* **WHAT YOU SHOULD DO**: Could you give the data below again, exactly and completely?

--- SUPPLIED MATERIAL ---

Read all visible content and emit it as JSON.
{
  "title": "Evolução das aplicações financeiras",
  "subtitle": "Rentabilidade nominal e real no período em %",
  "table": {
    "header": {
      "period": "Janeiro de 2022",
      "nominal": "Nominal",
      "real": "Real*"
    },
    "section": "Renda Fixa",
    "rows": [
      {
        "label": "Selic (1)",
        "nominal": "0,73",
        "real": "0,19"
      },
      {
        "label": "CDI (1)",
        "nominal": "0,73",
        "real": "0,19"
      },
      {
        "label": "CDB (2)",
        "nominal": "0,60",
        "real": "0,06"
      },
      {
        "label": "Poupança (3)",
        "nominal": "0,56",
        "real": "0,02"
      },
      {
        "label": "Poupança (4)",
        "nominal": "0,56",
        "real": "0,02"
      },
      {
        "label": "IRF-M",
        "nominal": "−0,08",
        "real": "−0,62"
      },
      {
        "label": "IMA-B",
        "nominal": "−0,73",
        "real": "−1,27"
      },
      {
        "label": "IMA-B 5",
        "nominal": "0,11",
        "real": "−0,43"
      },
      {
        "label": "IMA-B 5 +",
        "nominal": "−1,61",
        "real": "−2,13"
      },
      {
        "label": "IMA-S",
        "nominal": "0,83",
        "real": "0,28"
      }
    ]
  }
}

---

* **CORRECT RESULT**:
Read all visible content and emit it as JSON.
{
  "title": "Evolução das aplicações financeiras",
  "subtitle": "Rentabilidade nominal e real no período em %",
  "table": {
    "header": {
      "period": "Janeiro de 2022",
      "nominal": "Nominal",
      "real": "Real*"
    },
    "section": "Renda Fixa",
    "rows": [
      {
        "label": "Selic (1)",
        "nominal": "0,73",
        "real": "0,19"
      },
      {
        "label": "CDI (1)",
        "nominal": "0,73",
        "real": "0,19"
      },
      {
        "label": "CDB (2)",
        "nominal": "0,60",
        "real": "0,06"
      },
      {
        "label": "Poupança (3)",
        "nominal": "0,56",
        "real": "0,02"
      },
      {
        "label": "Poupança (4)",
        "nominal": "0,56",
        "real": "0,02"
      },
      {
        "label": "IRF-M",
        "nominal": "−0,08",
        "real": "−0,62"
      },
      {
        "label": "IMA-B",
        "nominal": "−0,73",
        "real": "−1,27"
      },
      {
        "label": "IMA-B 5",
        "nominal": "0,11",
        "real": "−0,43"
      },
      {
        "label": "IMA-B 5 +",
        "nominal": "−1,61",
        "real": "−2,13"
      },
      {
        "label": "IMA-S",
        "nominal": "0,83",
        "real": "0,28"
      }
    ]
  }
}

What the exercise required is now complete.